Exercise goal
Repeat the records exactly. Every line must match.

-- START --

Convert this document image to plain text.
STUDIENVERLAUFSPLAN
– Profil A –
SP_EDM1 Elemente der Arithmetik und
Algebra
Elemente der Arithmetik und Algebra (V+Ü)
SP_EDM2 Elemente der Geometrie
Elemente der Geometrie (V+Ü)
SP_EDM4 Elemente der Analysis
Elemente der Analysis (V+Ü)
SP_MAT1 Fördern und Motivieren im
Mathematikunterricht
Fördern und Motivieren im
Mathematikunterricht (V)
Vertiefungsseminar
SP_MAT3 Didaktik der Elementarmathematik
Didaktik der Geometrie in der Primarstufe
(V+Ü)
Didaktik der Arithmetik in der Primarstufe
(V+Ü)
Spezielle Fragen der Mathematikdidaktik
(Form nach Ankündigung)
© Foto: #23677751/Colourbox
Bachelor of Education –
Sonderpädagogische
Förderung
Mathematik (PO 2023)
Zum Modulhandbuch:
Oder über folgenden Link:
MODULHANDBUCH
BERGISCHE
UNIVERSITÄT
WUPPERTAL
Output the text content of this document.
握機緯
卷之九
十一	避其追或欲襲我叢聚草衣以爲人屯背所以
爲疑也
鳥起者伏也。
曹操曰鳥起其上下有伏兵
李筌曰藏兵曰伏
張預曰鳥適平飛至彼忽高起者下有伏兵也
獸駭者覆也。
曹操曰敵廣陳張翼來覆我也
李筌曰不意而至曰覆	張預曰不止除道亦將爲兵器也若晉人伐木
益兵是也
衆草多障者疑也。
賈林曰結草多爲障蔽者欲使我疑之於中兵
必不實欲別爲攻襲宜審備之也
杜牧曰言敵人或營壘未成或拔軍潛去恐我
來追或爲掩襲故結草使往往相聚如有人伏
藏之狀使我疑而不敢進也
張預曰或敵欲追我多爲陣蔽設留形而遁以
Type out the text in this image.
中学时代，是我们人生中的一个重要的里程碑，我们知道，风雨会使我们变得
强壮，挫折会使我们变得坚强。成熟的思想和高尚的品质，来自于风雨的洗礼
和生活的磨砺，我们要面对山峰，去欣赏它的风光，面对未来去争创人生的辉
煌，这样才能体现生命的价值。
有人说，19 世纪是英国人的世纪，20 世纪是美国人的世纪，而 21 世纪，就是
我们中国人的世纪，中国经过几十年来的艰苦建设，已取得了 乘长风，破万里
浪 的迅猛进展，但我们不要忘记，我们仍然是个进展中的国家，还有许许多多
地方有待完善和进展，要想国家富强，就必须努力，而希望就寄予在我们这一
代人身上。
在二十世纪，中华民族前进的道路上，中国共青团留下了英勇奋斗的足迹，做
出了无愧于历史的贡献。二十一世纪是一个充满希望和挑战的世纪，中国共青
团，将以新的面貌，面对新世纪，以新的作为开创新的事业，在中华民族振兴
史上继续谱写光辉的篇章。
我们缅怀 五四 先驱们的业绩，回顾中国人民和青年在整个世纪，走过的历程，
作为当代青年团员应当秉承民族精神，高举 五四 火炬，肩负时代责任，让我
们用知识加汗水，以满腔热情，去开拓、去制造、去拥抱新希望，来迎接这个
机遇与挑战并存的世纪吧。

-- END --

The answer
Convert this document image to plain text.
STUDIENVERLAUFSPLAN
– Profil A –
SP_EDM1 Elemente der Arithmetik und
Algebra
Elemente der Arithmetik und Algebra (V+Ü)
SP_EDM2 Elemente der Geometrie
Elemente der Geometrie (V+Ü)
SP_EDM4 Elemente der Analysis
Elemente der Analysis (V+Ü)
SP_MAT1 Fördern und Motivieren im
Mathematikunterricht
Fördern und Motivieren im
Mathematikunterricht (V)
Vertiefungsseminar
SP_MAT3 Didaktik der Elementarmathematik
Didaktik der Geometrie in der Primarstufe
(V+Ü)
Didaktik der Arithmetik in der Primarstufe
(V+Ü)
Spezielle Fragen der Mathematikdidaktik
(Form nach Ankündigung)
© Foto: #23677751/Colourbox
Bachelor of Education –
Sonderpädagogische
Förderung
Mathematik (PO 2023)
Zum Modulhandbuch:
Oder über folgenden Link:
MODULHANDBUCH
BERGISCHE
UNIVERSITÄT
WUPPERTAL
Output the text content of this document.
握機緯
卷之九
十一	避其追或欲襲我叢聚草衣以爲人屯背所以
爲疑也
鳥起者伏也。
曹操曰鳥起其上下有伏兵
李筌曰藏兵曰伏
張預曰鳥適平飛至彼忽高起者下有伏兵也
獸駭者覆也。
曹操曰敵廣陳張翼來覆我也
李筌曰不意而至曰覆	張預曰不止除道亦將爲兵器也若晉人伐木
益兵是也
衆草多障者疑也。
賈林曰結草多爲障蔽者欲使我疑之於中兵
必不實欲別爲攻襲宜審備之也
杜牧曰言敵人或營壘未成或拔軍潛去恐我
來追或爲掩襲故結草使往往相聚如有人伏
藏之狀使我疑而不敢進也
張預曰或敵欲追我多爲陣蔽設留形而遁以
Type out the text in this image.
中学时代，是我们人生中的一个重要的里程碑，我们知道，风雨会使我们变得
强壮，挫折会使我们变得坚强。成熟的思想和高尚的品质，来自于风雨的洗礼
和生活的磨砺，我们要面对山峰，去欣赏它的风光，面对未来去争创人生的辉
煌，这样才能体现生命的价值。
有人说，19 世纪是英国人的世纪，20 世纪是美国人的世纪，而 21 世纪，就是
我们中国人的世纪，中国经过几十年来的艰苦建设，已取得了 乘长风，破万里
浪 的迅猛进展，但我们不要忘记，我们仍然是个进展中的国家，还有许许多多
地方有待完善和进展，要想国家富强，就必须努力，而希望就寄予在我们这一
代人身上。
在二十世纪，中华民族前进的道路上，中国共青团留下了英勇奋斗的足迹，做
出了无愧于历史的贡献。二十一世纪是一个充满希望和挑战的世纪，中国共青
团，将以新的面貌，面对新世纪，以新的作为开创新的事业，在中华民族振兴
史上继续谱写光辉的篇章。
我们缅怀 五四 先驱们的业绩，回顾中国人民和青年在整个世纪，走过的历程，
作为当代青年团员应当秉承民族精神，高举 五四 火炬，肩负时代责任，让我
们用知识加汗水，以满腔热情，去开拓、去制造、去拥抱新希望，来迎接这个
机遇与挑战并存的世纪吧。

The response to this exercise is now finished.